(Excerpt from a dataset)
-*-*-

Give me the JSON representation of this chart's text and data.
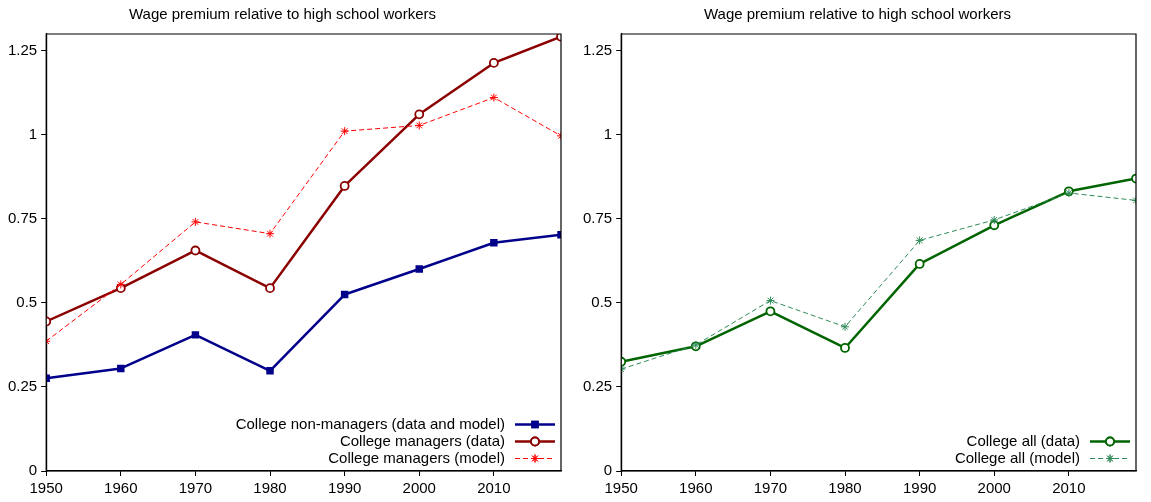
{
  "chart_data": [
    {
      "type": "line",
      "title": "Wage premium relative to high school workers",
      "x": [
        1950,
        1960,
        1970,
        1980,
        1990,
        2000,
        2010,
        2019
      ],
      "xlim": [
        1950,
        2019
      ],
      "xticks": [
        1950,
        1960,
        1970,
        1980,
        1990,
        2000,
        2010
      ],
      "ylim": [
        0,
        1.3
      ],
      "yticks": [
        0,
        0.25,
        0.5,
        0.75,
        1,
        1.25
      ],
      "grid": false,
      "legend": "bottom right",
      "series": [
        {
          "name": "College non-managers (data and model)",
          "color": "#00008b",
          "marker": "square",
          "line_style": "solid",
          "values": [
            0.276,
            0.305,
            0.405,
            0.298,
            0.525,
            0.601,
            0.679,
            0.703
          ]
        },
        {
          "name": "College managers (data)",
          "color": "#8b0000",
          "marker": "circle",
          "line_style": "solid",
          "values": [
            0.445,
            0.544,
            0.656,
            0.544,
            0.848,
            1.061,
            1.214,
            1.292
          ]
        },
        {
          "name": "College managers (model)",
          "color": "#ff0000",
          "marker": "cross",
          "line_style": "dashed",
          "values": [
            0.386,
            0.555,
            0.741,
            0.706,
            1.011,
            1.028,
            1.111,
            0.997
          ]
        }
      ]
    },
    {
      "type": "line",
      "title": "Wage premium relative to high school workers",
      "x": [
        1950,
        1960,
        1970,
        1980,
        1990,
        2000,
        2010,
        2019
      ],
      "xlim": [
        1950,
        2019
      ],
      "xticks": [
        1950,
        1960,
        1970,
        1980,
        1990,
        2000,
        2010
      ],
      "ylim": [
        0,
        1.3
      ],
      "yticks": [
        0,
        0.25,
        0.5,
        0.75,
        1,
        1.25
      ],
      "grid": false,
      "legend": "bottom right",
      "series": [
        {
          "name": "College all (data)",
          "color": "#006400",
          "marker": "circle",
          "line_style": "solid",
          "values": [
            0.325,
            0.371,
            0.475,
            0.366,
            0.616,
            0.731,
            0.832,
            0.87
          ]
        },
        {
          "name": "College all (model)",
          "color": "#2e8b57",
          "marker": "cross",
          "line_style": "dashed",
          "values": [
            0.303,
            0.375,
            0.507,
            0.429,
            0.686,
            0.747,
            0.827,
            0.805
          ]
        }
      ]
    }
  ]
}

-*-*-

**GIVEN TASK:**
Each record should be quoted exactly, with the images omitted.

**THE OUTPUT:**
Give me the JSON representation of this chart's text and data.
{
  "chart_data": [
    {
      "type": "line",
      "title": "Wage premium relative to high school workers",
      "x": [
        1950,
        1960,
        1970,
        1980,
        1990,
        2000,
        2010,
        2019
      ],
      "xlim": [
        1950,
        2019
      ],
      "xticks": [
        1950,
        1960,
        1970,
        1980,
        1990,
        2000,
        2010
      ],
      "ylim": [
        0,
        1.3
      ],
      "yticks": [
        0,
        0.25,
        0.5,
        0.75,
        1,
        1.25
      ],
      "grid": false,
      "legend": "bottom right",
      "series": [
        {
          "name": "College non-managers (data and model)",
          "color": "#00008b",
          "marker": "square",
          "line_style": "solid",
          "values": [
            0.276,
            0.305,
            0.405,
            0.298,
            0.525,
            0.601,
            0.679,
            0.703
          ]
        },
        {
          "name": "College managers (data)",
          "color": "#8b0000",
          "marker": "circle",
          "line_style": "solid",
          "values": [
            0.445,
            0.544,
            0.656,
            0.544,
            0.848,
            1.061,
            1.214,
            1.292
          ]
        },
        {
          "name": "College managers (model)",
          "color": "#ff0000",
          "marker": "cross",
          "line_style": "dashed",
          "values": [
            0.386,
            0.555,
            0.741,
            0.706,
            1.011,
            1.028,
            1.111,
            0.997
          ]
        }
      ]
    },
    {
      "type": "line",
      "title": "Wage premium relative to high school workers",
      "x": [
        1950,
        1960,
        1970,
        1980,
        1990,
        2000,
        2010,
        2019
      ],
      "xlim": [
        1950,
        2019
      ],
      "xticks": [
        1950,
        1960,
        1970,
        1980,
        1990,
        2000,
        2010
      ],
      "ylim": [
        0,
        1.3
      ],
      "yticks": [
        0,
        0.25,
        0.5,
        0.75,
        1,
        1.25
      ],
      "grid": false,
      "legend": "bottom right",
      "series": [
        {
          "name": "College all (data)",
          "color": "#006400",
          "marker": "circle",
          "line_style": "solid",
          "values": [
            0.325,
            0.371,
            0.475,
            0.366,
            0.616,
            0.731,
            0.832,
            0.87
          ]
        },
        {
          "name": "College all (model)",
          "color": "#2e8b57",
          "marker": "cross",
          "line_style": "dashed",
          "values": [
            0.303,
            0.375,
            0.507,
            0.429,
            0.686,
            0.747,
            0.827,
            0.805
          ]
        }
      ]
    }
  ]
}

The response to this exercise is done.